[START]

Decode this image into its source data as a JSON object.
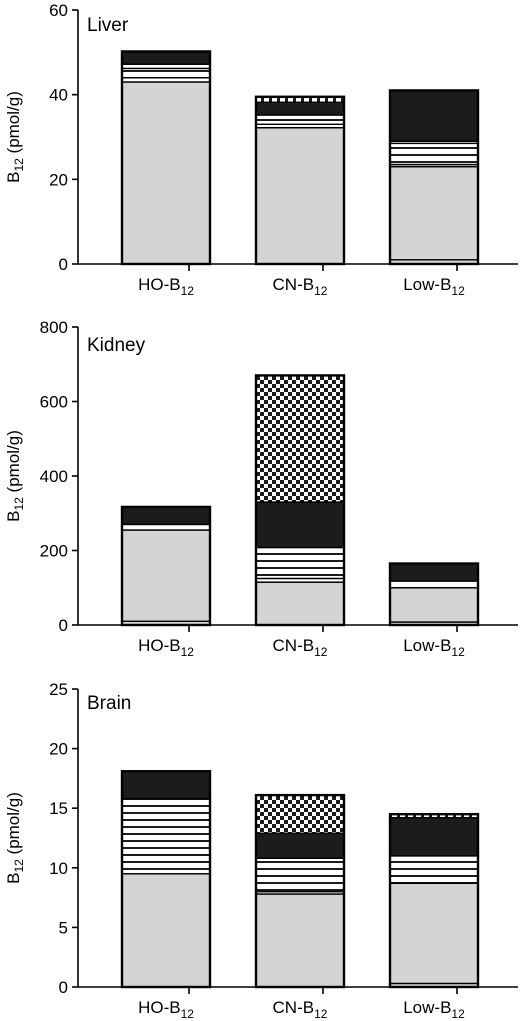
{
  "colors": {
    "basal": "#d4d4d4",
    "black": "#1c1c1c",
    "white": "#ffffff",
    "outline": "#000000",
    "checker_dark": "#1c1c1c"
  },
  "legend_note": "Stacked segments are distinguished only by fill pattern; no legend is printed.",
  "chart_data": [
    {
      "type": "bar",
      "stacked": true,
      "title": "Liver",
      "ylabel": "B12 (pmol/g)",
      "ylabel_parts": {
        "main": "B",
        "sub": "12",
        "rest": " (pmol/g)"
      },
      "ylim": [
        0,
        60
      ],
      "yticks": [
        0,
        20,
        40,
        60
      ],
      "categories": [
        "HO-B12",
        "CN-B12",
        "Low-B12"
      ],
      "category_parts": [
        {
          "main": "HO-B",
          "sub": "12"
        },
        {
          "main": "CN-B",
          "sub": "12"
        },
        {
          "main": "Low-B",
          "sub": "12"
        }
      ],
      "stacks": [
        [
          {
            "fill": "gray",
            "value": 43
          },
          {
            "fill": "white",
            "value": 1
          },
          {
            "fill": "stripes",
            "value": 2.2
          },
          {
            "fill": "white",
            "value": 1
          },
          {
            "fill": "black",
            "value": 3
          }
        ],
        [
          {
            "fill": "gray",
            "value": 32.2
          },
          {
            "fill": "white",
            "value": 0.8
          },
          {
            "fill": "stripes",
            "value": 2.2
          },
          {
            "fill": "black",
            "value": 3
          },
          {
            "fill": "dashed",
            "value": 1.3
          }
        ],
        [
          {
            "fill": "gray",
            "value": 1
          },
          {
            "fill": "gray",
            "value": 22
          },
          {
            "fill": "white",
            "value": 0.5
          },
          {
            "fill": "stripes",
            "value": 5
          },
          {
            "fill": "white",
            "value": 0.5
          },
          {
            "fill": "black",
            "value": 12
          }
        ]
      ]
    },
    {
      "type": "bar",
      "stacked": true,
      "title": "Kidney",
      "ylabel": "B12 (pmol/g)",
      "ylabel_parts": {
        "main": "B",
        "sub": "12",
        "rest": " (pmol/g)"
      },
      "ylim": [
        0,
        800
      ],
      "yticks": [
        0,
        200,
        400,
        600,
        800
      ],
      "categories": [
        "HO-B12",
        "CN-B12",
        "Low-B12"
      ],
      "category_parts": [
        {
          "main": "HO-B",
          "sub": "12"
        },
        {
          "main": "CN-B",
          "sub": "12"
        },
        {
          "main": "Low-B",
          "sub": "12"
        }
      ],
      "stacks": [
        [
          {
            "fill": "gray",
            "value": 10
          },
          {
            "fill": "gray",
            "value": 245
          },
          {
            "fill": "white",
            "value": 15
          },
          {
            "fill": "black",
            "value": 47
          }
        ],
        [
          {
            "fill": "gray",
            "value": 115
          },
          {
            "fill": "white",
            "value": 10
          },
          {
            "fill": "stripes",
            "value": 83
          },
          {
            "fill": "black",
            "value": 122
          },
          {
            "fill": "checker",
            "value": 340
          }
        ],
        [
          {
            "fill": "gray",
            "value": 8
          },
          {
            "fill": "gray",
            "value": 92
          },
          {
            "fill": "white",
            "value": 18
          },
          {
            "fill": "black",
            "value": 47
          }
        ]
      ]
    },
    {
      "type": "bar",
      "stacked": true,
      "title": "Brain",
      "ylabel": "B12 (pmol/g)",
      "ylabel_parts": {
        "main": "B",
        "sub": "12",
        "rest": " (pmol/g)"
      },
      "ylim": [
        0,
        25
      ],
      "yticks": [
        0,
        5,
        10,
        15,
        20,
        25
      ],
      "categories": [
        "HO-B12",
        "CN-B12",
        "Low-B12"
      ],
      "category_parts": [
        {
          "main": "HO-B",
          "sub": "12"
        },
        {
          "main": "CN-B",
          "sub": "12"
        },
        {
          "main": "Low-B",
          "sub": "12"
        }
      ],
      "stacks": [
        [
          {
            "fill": "gray",
            "value": 9.5
          },
          {
            "fill": "stripes",
            "value": 6.3
          },
          {
            "fill": "black",
            "value": 2.3
          }
        ],
        [
          {
            "fill": "gray",
            "value": 7.8
          },
          {
            "fill": "white",
            "value": 0.2
          },
          {
            "fill": "stripes",
            "value": 2.8
          },
          {
            "fill": "black",
            "value": 2.1
          },
          {
            "fill": "checker",
            "value": 3.2
          }
        ],
        [
          {
            "fill": "gray",
            "value": 0.3
          },
          {
            "fill": "gray",
            "value": 8.4
          },
          {
            "fill": "stripes",
            "value": 2.3
          },
          {
            "fill": "black",
            "value": 3.2
          },
          {
            "fill": "dashed",
            "value": 0.3
          }
        ]
      ]
    }
  ]
}
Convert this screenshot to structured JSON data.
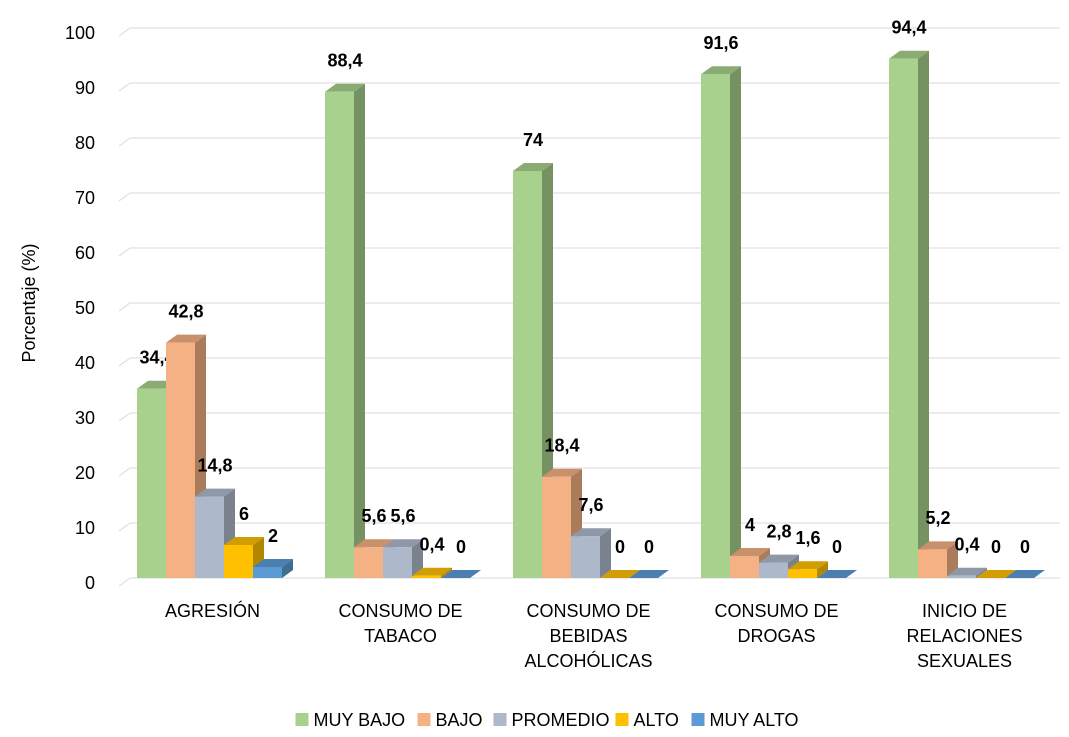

[END]

> [DIRECTIVE] Only the number is wanted: how many lines in the entries above contain the word "this"?

> [ANSWER IN FULL] 2